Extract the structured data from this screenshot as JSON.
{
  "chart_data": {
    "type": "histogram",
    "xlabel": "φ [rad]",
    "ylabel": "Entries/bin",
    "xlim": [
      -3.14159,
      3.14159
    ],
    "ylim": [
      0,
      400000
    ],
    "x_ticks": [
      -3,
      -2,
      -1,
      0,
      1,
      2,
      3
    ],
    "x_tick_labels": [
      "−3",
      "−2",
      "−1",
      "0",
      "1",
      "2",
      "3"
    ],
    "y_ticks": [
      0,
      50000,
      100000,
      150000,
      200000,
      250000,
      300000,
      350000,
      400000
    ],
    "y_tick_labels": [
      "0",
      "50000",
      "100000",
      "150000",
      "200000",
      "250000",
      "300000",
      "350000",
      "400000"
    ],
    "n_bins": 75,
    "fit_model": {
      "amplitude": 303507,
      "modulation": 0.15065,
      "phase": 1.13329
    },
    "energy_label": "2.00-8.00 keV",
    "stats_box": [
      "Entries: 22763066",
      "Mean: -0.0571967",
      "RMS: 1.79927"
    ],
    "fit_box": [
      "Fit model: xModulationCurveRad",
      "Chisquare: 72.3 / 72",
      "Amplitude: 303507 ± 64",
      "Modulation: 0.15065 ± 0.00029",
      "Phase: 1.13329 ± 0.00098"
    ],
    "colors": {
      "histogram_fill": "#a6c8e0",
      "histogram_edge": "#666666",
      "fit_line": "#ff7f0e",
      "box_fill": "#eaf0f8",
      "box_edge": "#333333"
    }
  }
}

What to produce >>
All of the data above should be transcribed exactly.

Final result >>
Extract the structured data from this screenshot as JSON.
{
  "chart_data": {
    "type": "histogram",
    "xlabel": "φ [rad]",
    "ylabel": "Entries/bin",
    "xlim": [
      -3.14159,
      3.14159
    ],
    "ylim": [
      0,
      400000
    ],
    "x_ticks": [
      -3,
      -2,
      -1,
      0,
      1,
      2,
      3
    ],
    "x_tick_labels": [
      "−3",
      "−2",
      "−1",
      "0",
      "1",
      "2",
      "3"
    ],
    "y_ticks": [
      0,
      50000,
      100000,
      150000,
      200000,
      250000,
      300000,
      350000,
      400000
    ],
    "y_tick_labels": [
      "0",
      "50000",
      "100000",
      "150000",
      "200000",
      "250000",
      "300000",
      "350000",
      "400000"
    ],
    "n_bins": 75,
    "fit_model": {
      "amplitude": 303507,
      "modulation": 0.15065,
      "phase": 1.13329
    },
    "energy_label": "2.00-8.00 keV",
    "stats_box": [
      "Entries: 22763066",
      "Mean: -0.0571967",
      "RMS: 1.79927"
    ],
    "fit_box": [
      "Fit model: xModulationCurveRad",
      "Chisquare: 72.3 / 72",
      "Amplitude: 303507 ± 64",
      "Modulation: 0.15065 ± 0.00029",
      "Phase: 1.13329 ± 0.00098"
    ],
    "colors": {
      "histogram_fill": "#a6c8e0",
      "histogram_edge": "#666666",
      "fit_line": "#ff7f0e",
      "box_fill": "#eaf0f8",
      "box_edge": "#333333"
    }
  }
}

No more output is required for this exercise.